- [WHAT TO PRODUCE] Give as a numbered list the entries from the line with "289, 449, 348]" up to and including the line with "daylight-line-2: and 26 minutes. — [559, 409, 657, 422]", leaving out any blank lines.
* START *
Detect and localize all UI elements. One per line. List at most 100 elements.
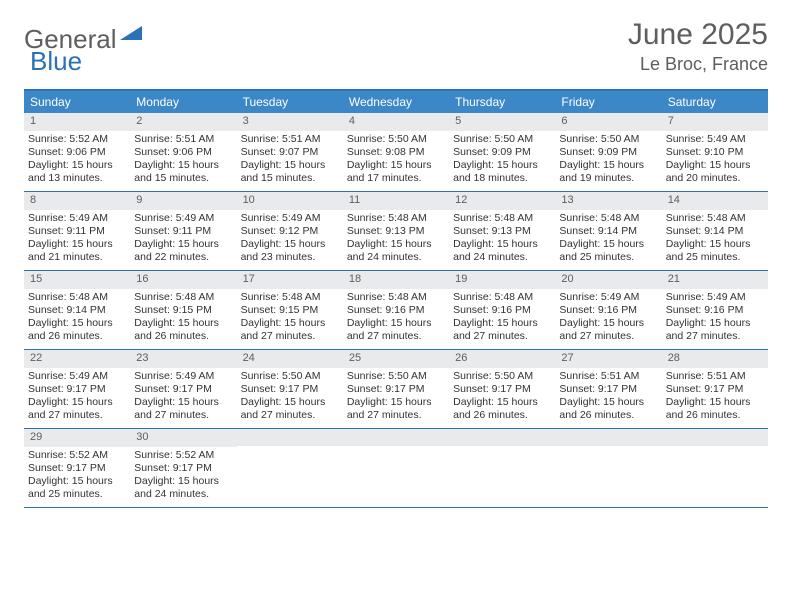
day-content: Sunrise: 5:48 AMSunset: 9:16 PMDaylight:… — [343, 289, 449, 348]
day-cell: 26Sunrise: 5:50 AMSunset: 9:17 PMDayligh… — [449, 350, 555, 428]
sunrise-line: Sunrise: 5:49 AM — [134, 370, 232, 383]
daylight-line-2: and 26 minutes. — [559, 409, 657, 422]
daylight-line-2: and 15 minutes. — [241, 172, 339, 185]
day-cell: 20Sunrise: 5:49 AMSunset: 9:16 PMDayligh… — [555, 271, 661, 349]
daylight-line-1: Daylight: 15 hours — [453, 159, 551, 172]
daylight-line-1: Daylight: 15 hours — [559, 396, 657, 409]
day-content: Sunrise: 5:48 AMSunset: 9:16 PMDaylight:… — [449, 289, 555, 348]
daylight-line-1: Daylight: 15 hours — [241, 159, 339, 172]
daylight-line-1: Daylight: 15 hours — [28, 238, 126, 251]
daylight-line-1: Daylight: 15 hours — [28, 475, 126, 488]
day-number: 14 — [662, 192, 768, 210]
week-row: 29Sunrise: 5:52 AMSunset: 9:17 PMDayligh… — [24, 429, 768, 508]
day-number: 10 — [237, 192, 343, 210]
sunset-line: Sunset: 9:11 PM — [134, 225, 232, 238]
day-number: 25 — [343, 350, 449, 368]
day-cell: 24Sunrise: 5:50 AMSunset: 9:17 PMDayligh… — [237, 350, 343, 428]
sunset-line: Sunset: 9:07 PM — [241, 146, 339, 159]
daylight-line-2: and 20 minutes. — [666, 172, 764, 185]
month-title: June 2025 — [628, 18, 768, 52]
daylight-line-2: and 26 minutes. — [666, 409, 764, 422]
day-header-row: SundayMondayTuesdayWednesdayThursdayFrid… — [24, 91, 768, 113]
day-content: Sunrise: 5:51 AMSunset: 9:07 PMDaylight:… — [237, 131, 343, 190]
sunset-line: Sunset: 9:17 PM — [134, 383, 232, 396]
empty-cell — [237, 429, 343, 507]
day-cell: 2Sunrise: 5:51 AMSunset: 9:06 PMDaylight… — [130, 113, 236, 191]
sunrise-line: Sunrise: 5:52 AM — [28, 133, 126, 146]
sunrise-line: Sunrise: 5:48 AM — [347, 291, 445, 304]
day-content: Sunrise: 5:49 AMSunset: 9:10 PMDaylight:… — [662, 131, 768, 190]
location-label: Le Broc, France — [628, 54, 768, 75]
daylight-line-2: and 24 minutes. — [134, 488, 232, 501]
daylight-line-2: and 27 minutes. — [28, 409, 126, 422]
sunrise-line: Sunrise: 5:48 AM — [559, 212, 657, 225]
daylight-line-1: Daylight: 15 hours — [347, 159, 445, 172]
empty-cell — [449, 429, 555, 507]
day-cell: 23Sunrise: 5:49 AMSunset: 9:17 PMDayligh… — [130, 350, 236, 428]
day-header-thursday: Thursday — [449, 91, 555, 113]
day-cell: 1 Sunrise: 5:52 AMSunset: 9:06 PMDaylight… — [24, 113, 130, 191]
day-content: Sunrise: 5:49 AMSunset: 9:16 PMDaylight:… — [662, 289, 768, 348]
sunrise-line: Sunrise: 5:48 AM — [241, 291, 339, 304]
daylight-line-1: Daylight: 15 hours — [559, 159, 657, 172]
sunset-line: Sunset: 9:15 PM — [241, 304, 339, 317]
empty-day-bar — [237, 429, 343, 446]
day-number: 17 — [237, 271, 343, 289]
daylight-line-1: Daylight: 15 hours — [453, 317, 551, 330]
day-content: Sunrise: 5:52 AMSunset: 9:17 PMDaylight:… — [24, 447, 130, 506]
week-row: 15 Sunrise: 5:48 AM Sunset: 9:14 PM Dayligh… — [24, 271, 768, 350]
day-number: 6 — [555, 113, 661, 131]
sunrise-line: Sunrise: 5:51 AM — [241, 133, 339, 146]
sunset-line: Sunset: 9:14 PM — [28, 304, 126, 317]
day-header-monday: Monday — [130, 91, 236, 113]
day-number: 7 — [662, 113, 768, 131]
day-number: 1 — [24, 113, 130, 131]
empty-day-bar — [555, 429, 661, 446]
sunset-line: Sunset: 9:14 PM — [559, 225, 657, 238]
daylight-line-1: Daylight: 15 hours — [28, 159, 126, 172]
daylight-line-1: Daylight: 15 hours — [559, 238, 657, 251]
day-number: 15 — [24, 271, 130, 289]
sunrise-line: Sunrise: 5:51 AM — [559, 370, 657, 383]
day-header-tuesday: Tuesday — [237, 91, 343, 113]
sunrise-line: Sunrise: 5:49 AM — [134, 212, 232, 225]
day-number: 27 — [555, 350, 661, 368]
empty-cell — [555, 429, 661, 507]
daylight-line-2: and 27 minutes. — [559, 330, 657, 343]
daylight-line-2: and 24 minutes. — [347, 251, 445, 264]
day-content: Sunrise: 5:52 AMSunset: 9:17 PMDaylight:… — [130, 447, 236, 506]
sunrise-line: Sunrise: 5:50 AM — [241, 370, 339, 383]
day-number: 16 — [130, 271, 236, 289]
daylight-line-1: Daylight: 15 hours — [453, 238, 551, 251]
day-number: 8 — [24, 192, 130, 210]
day-number: 30 — [130, 429, 236, 447]
sunrise-line: Sunrise: 5:48 AM — [134, 291, 232, 304]
day-number: 2 — [130, 113, 236, 131]
day-cell: 5Sunrise: 5:50 AMSunset: 9:09 PMDaylight… — [449, 113, 555, 191]
day-number: 19 — [449, 271, 555, 289]
day-content: Sunrise: 5:48 AMSunset: 9:14 PMDaylight:… — [555, 210, 661, 269]
sunset-line: Sunset: 9:06 PM — [134, 146, 232, 159]
day-content: Sunrise: 5:50 AMSunset: 9:09 PMDaylight:… — [449, 131, 555, 190]
sunset-line: Sunset: 9:13 PM — [347, 225, 445, 238]
day-cell: 18Sunrise: 5:48 AMSunset: 9:16 PMDayligh… — [343, 271, 449, 349]
sunset-line: Sunset: 9:14 PM — [666, 225, 764, 238]
day-header-wednesday: Wednesday — [343, 91, 449, 113]
day-cell: 3Sunrise: 5:51 AMSunset: 9:07 PMDaylight… — [237, 113, 343, 191]
sunset-line: Sunset: 9:10 PM — [666, 146, 764, 159]
day-cell: 30Sunrise: 5:52 AMSunset: 9:17 PMDayligh… — [130, 429, 236, 507]
day-cell: 9Sunrise: 5:49 AMSunset: 9:11 PMDaylight… — [130, 192, 236, 270]
daylight-line-1: Daylight: 15 hours — [241, 317, 339, 330]
day-number: 11 — [343, 192, 449, 210]
sunrise-line: Sunrise: 5:48 AM — [453, 212, 551, 225]
logo-triangle-icon — [120, 24, 142, 45]
sunset-line: Sunset: 9:06 PM — [28, 146, 126, 159]
day-cell: 12Sunrise: 5:48 AMSunset: 9:13 PMDayligh… — [449, 192, 555, 270]
day-content: Sunrise: 5:49 AMSunset: 9:17 PMDaylight:… — [24, 368, 130, 427]
sunset-line: Sunset: 9:12 PM — [241, 225, 339, 238]
sunrise-line: Sunrise: 5:48 AM — [453, 291, 551, 304]
day-number: 29 — [24, 429, 130, 447]
empty-day-bar — [662, 429, 768, 446]
header: General June 2025 Le Broc, France — [24, 18, 768, 75]
day-cell: 15Sunrise: 5:48 AMSunset: 9:14 PMDayligh… — [24, 271, 130, 349]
* END *
- [RESPONSE TO THE EXERCISE]
1. day-content: Sunrise: 5:48 AMSunset: 9:16 PMDaylight:… — [343, 289, 449, 348]
2. day-cell: 26Sunrise: 5:50 AMSunset: 9:17 PMDayligh… — [449, 350, 555, 428]
3. sunrise-line: Sunrise: 5:49 AM — [134, 370, 232, 383]
4. daylight-line-2: and 26 minutes. — [559, 409, 657, 422]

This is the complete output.